DO THIS: Write out the listing beneath this instruction in its entirety, exactly as it reads.

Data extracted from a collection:

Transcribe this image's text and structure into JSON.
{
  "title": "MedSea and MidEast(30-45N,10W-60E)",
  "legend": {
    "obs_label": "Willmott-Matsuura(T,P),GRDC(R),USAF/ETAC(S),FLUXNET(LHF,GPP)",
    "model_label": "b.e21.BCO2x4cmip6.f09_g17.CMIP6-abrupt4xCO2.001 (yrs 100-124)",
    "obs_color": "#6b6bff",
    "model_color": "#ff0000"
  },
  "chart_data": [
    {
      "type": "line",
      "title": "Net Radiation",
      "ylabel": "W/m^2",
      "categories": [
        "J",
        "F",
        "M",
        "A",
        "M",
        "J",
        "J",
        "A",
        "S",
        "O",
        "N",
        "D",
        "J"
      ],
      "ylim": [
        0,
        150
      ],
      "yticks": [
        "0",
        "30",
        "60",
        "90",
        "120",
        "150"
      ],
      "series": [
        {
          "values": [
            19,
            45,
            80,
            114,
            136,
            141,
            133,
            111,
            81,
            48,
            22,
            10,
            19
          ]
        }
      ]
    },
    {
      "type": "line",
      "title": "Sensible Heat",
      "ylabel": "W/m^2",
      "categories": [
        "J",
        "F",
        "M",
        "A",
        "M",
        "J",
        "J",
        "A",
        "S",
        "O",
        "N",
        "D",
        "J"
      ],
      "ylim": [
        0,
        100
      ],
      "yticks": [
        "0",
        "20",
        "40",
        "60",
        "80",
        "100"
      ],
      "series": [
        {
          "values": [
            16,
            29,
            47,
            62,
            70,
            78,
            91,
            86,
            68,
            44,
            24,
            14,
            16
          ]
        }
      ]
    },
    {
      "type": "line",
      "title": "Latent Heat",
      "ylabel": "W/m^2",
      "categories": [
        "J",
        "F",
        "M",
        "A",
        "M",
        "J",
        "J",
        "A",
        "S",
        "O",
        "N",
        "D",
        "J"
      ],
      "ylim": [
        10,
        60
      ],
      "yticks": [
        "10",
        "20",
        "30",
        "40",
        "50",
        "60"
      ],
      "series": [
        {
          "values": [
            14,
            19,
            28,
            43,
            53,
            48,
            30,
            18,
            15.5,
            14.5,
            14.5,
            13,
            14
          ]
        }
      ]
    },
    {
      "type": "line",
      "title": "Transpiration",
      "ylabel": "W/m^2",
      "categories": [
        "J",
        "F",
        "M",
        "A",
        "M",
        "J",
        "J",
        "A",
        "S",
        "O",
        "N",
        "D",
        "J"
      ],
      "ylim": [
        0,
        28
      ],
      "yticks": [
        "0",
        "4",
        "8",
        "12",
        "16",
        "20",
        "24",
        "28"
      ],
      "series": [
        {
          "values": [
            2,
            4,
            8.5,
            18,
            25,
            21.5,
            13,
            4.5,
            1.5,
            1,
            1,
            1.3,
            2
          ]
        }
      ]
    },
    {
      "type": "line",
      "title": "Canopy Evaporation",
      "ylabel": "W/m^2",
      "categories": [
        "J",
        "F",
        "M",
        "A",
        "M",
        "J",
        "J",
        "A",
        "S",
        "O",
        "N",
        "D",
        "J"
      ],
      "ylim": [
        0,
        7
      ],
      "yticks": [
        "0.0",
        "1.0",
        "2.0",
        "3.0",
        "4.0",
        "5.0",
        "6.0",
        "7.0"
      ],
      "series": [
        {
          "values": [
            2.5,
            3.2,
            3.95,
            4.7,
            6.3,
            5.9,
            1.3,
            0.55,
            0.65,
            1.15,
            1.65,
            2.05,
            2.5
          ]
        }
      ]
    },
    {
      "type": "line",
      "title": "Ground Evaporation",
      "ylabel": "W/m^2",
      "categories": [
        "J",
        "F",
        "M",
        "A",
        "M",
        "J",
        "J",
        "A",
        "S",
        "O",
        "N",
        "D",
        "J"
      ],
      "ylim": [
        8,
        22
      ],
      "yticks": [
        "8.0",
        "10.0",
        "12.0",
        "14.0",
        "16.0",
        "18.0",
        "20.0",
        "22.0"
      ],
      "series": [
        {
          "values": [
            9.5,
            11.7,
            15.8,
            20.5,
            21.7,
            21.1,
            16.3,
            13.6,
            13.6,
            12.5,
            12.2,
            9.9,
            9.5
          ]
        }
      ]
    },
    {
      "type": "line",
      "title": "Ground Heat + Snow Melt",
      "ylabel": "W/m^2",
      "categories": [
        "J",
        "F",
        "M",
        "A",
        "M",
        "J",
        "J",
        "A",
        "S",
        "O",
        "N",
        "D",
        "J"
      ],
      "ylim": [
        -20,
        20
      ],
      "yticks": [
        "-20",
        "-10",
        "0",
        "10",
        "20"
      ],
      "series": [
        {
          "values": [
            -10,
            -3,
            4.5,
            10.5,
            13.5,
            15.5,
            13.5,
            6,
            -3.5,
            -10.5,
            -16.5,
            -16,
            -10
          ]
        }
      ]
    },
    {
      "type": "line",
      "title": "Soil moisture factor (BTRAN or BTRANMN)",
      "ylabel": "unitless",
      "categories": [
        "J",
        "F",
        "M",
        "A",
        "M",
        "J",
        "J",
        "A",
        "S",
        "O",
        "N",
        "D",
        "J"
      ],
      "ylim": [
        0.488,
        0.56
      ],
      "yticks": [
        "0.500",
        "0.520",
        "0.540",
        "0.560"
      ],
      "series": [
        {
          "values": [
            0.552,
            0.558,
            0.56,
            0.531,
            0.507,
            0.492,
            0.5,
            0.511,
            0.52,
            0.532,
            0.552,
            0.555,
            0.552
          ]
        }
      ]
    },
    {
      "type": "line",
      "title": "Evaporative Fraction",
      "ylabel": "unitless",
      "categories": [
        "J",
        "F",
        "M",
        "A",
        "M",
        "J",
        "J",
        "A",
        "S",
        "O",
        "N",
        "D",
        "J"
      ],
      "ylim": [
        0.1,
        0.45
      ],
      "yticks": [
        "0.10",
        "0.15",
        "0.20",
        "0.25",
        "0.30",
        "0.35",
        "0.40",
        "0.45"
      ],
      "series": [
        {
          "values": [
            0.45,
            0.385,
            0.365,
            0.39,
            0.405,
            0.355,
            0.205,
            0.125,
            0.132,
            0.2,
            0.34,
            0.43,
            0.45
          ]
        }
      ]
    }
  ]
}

REPLY TO THE EXERCISE:
Transcribe this image's text and structure into JSON.
{
  "title": "MedSea and MidEast(30-45N,10W-60E)",
  "legend": {
    "obs_label": "Willmott-Matsuura(T,P),GRDC(R),USAF/ETAC(S),FLUXNET(LHF,GPP)",
    "model_label": "b.e21.BCO2x4cmip6.f09_g17.CMIP6-abrupt4xCO2.001 (yrs 100-124)",
    "obs_color": "#6b6bff",
    "model_color": "#ff0000"
  },
  "chart_data": [
    {
      "type": "line",
      "title": "Net Radiation",
      "ylabel": "W/m^2",
      "categories": [
        "J",
        "F",
        "M",
        "A",
        "M",
        "J",
        "J",
        "A",
        "S",
        "O",
        "N",
        "D",
        "J"
      ],
      "ylim": [
        0,
        150
      ],
      "yticks": [
        "0",
        "30",
        "60",
        "90",
        "120",
        "150"
      ],
      "series": [
        {
          "values": [
            19,
            45,
            80,
            114,
            136,
            141,
            133,
            111,
            81,
            48,
            22,
            10,
            19
          ]
        }
      ]
    },
    {
      "type": "line",
      "title": "Sensible Heat",
      "ylabel": "W/m^2",
      "categories": [
        "J",
        "F",
        "M",
        "A",
        "M",
        "J",
        "J",
        "A",
        "S",
        "O",
        "N",
        "D",
        "J"
      ],
      "ylim": [
        0,
        100
      ],
      "yticks": [
        "0",
        "20",
        "40",
        "60",
        "80",
        "100"
      ],
      "series": [
        {
          "values": [
            16,
            29,
            47,
            62,
            70,
            78,
            91,
            86,
            68,
            44,
            24,
            14,
            16
          ]
        }
      ]
    },
    {
      "type": "line",
      "title": "Latent Heat",
      "ylabel": "W/m^2",
      "categories": [
        "J",
        "F",
        "M",
        "A",
        "M",
        "J",
        "J",
        "A",
        "S",
        "O",
        "N",
        "D",
        "J"
      ],
      "ylim": [
        10,
        60
      ],
      "yticks": [
        "10",
        "20",
        "30",
        "40",
        "50",
        "60"
      ],
      "series": [
        {
          "values": [
            14,
            19,
            28,
            43,
            53,
            48,
            30,
            18,
            15.5,
            14.5,
            14.5,
            13,
            14
          ]
        }
      ]
    },
    {
      "type": "line",
      "title": "Transpiration",
      "ylabel": "W/m^2",
      "categories": [
        "J",
        "F",
        "M",
        "A",
        "M",
        "J",
        "J",
        "A",
        "S",
        "O",
        "N",
        "D",
        "J"
      ],
      "ylim": [
        0,
        28
      ],
      "yticks": [
        "0",
        "4",
        "8",
        "12",
        "16",
        "20",
        "24",
        "28"
      ],
      "series": [
        {
          "values": [
            2,
            4,
            8.5,
            18,
            25,
            21.5,
            13,
            4.5,
            1.5,
            1,
            1,
            1.3,
            2
          ]
        }
      ]
    },
    {
      "type": "line",
      "title": "Canopy Evaporation",
      "ylabel": "W/m^2",
      "categories": [
        "J",
        "F",
        "M",
        "A",
        "M",
        "J",
        "J",
        "A",
        "S",
        "O",
        "N",
        "D",
        "J"
      ],
      "ylim": [
        0,
        7
      ],
      "yticks": [
        "0.0",
        "1.0",
        "2.0",
        "3.0",
        "4.0",
        "5.0",
        "6.0",
        "7.0"
      ],
      "series": [
        {
          "values": [
            2.5,
            3.2,
            3.95,
            4.7,
            6.3,
            5.9,
            1.3,
            0.55,
            0.65,
            1.15,
            1.65,
            2.05,
            2.5
          ]
        }
      ]
    },
    {
      "type": "line",
      "title": "Ground Evaporation",
      "ylabel": "W/m^2",
      "categories": [
        "J",
        "F",
        "M",
        "A",
        "M",
        "J",
        "J",
        "A",
        "S",
        "O",
        "N",
        "D",
        "J"
      ],
      "ylim": [
        8,
        22
      ],
      "yticks": [
        "8.0",
        "10.0",
        "12.0",
        "14.0",
        "16.0",
        "18.0",
        "20.0",
        "22.0"
      ],
      "series": [
        {
          "values": [
            9.5,
            11.7,
            15.8,
            20.5,
            21.7,
            21.1,
            16.3,
            13.6,
            13.6,
            12.5,
            12.2,
            9.9,
            9.5
          ]
        }
      ]
    },
    {
      "type": "line",
      "title": "Ground Heat + Snow Melt",
      "ylabel": "W/m^2",
      "categories": [
        "J",
        "F",
        "M",
        "A",
        "M",
        "J",
        "J",
        "A",
        "S",
        "O",
        "N",
        "D",
        "J"
      ],
      "ylim": [
        -20,
        20
      ],
      "yticks": [
        "-20",
        "-10",
        "0",
        "10",
        "20"
      ],
      "series": [
        {
          "values": [
            -10,
            -3,
            4.5,
            10.5,
            13.5,
            15.5,
            13.5,
            6,
            -3.5,
            -10.5,
            -16.5,
            -16,
            -10
          ]
        }
      ]
    },
    {
      "type": "line",
      "title": "Soil moisture factor (BTRAN or BTRANMN)",
      "ylabel": "unitless",
      "categories": [
        "J",
        "F",
        "M",
        "A",
        "M",
        "J",
        "J",
        "A",
        "S",
        "O",
        "N",
        "D",
        "J"
      ],
      "ylim": [
        0.488,
        0.56
      ],
      "yticks": [
        "0.500",
        "0.520",
        "0.540",
        "0.560"
      ],
      "series": [
        {
          "values": [
            0.552,
            0.558,
            0.56,
            0.531,
            0.507,
            0.492,
            0.5,
            0.511,
            0.52,
            0.532,
            0.552,
            0.555,
            0.552
          ]
        }
      ]
    },
    {
      "type": "line",
      "title": "Evaporative Fraction",
      "ylabel": "unitless",
      "categories": [
        "J",
        "F",
        "M",
        "A",
        "M",
        "J",
        "J",
        "A",
        "S",
        "O",
        "N",
        "D",
        "J"
      ],
      "ylim": [
        0.1,
        0.45
      ],
      "yticks": [
        "0.10",
        "0.15",
        "0.20",
        "0.25",
        "0.30",
        "0.35",
        "0.40",
        "0.45"
      ],
      "series": [
        {
          "values": [
            0.45,
            0.385,
            0.365,
            0.39,
            0.405,
            0.355,
            0.205,
            0.125,
            0.132,
            0.2,
            0.34,
            0.43,
            0.45
          ]
        }
      ]
    }
  ]
}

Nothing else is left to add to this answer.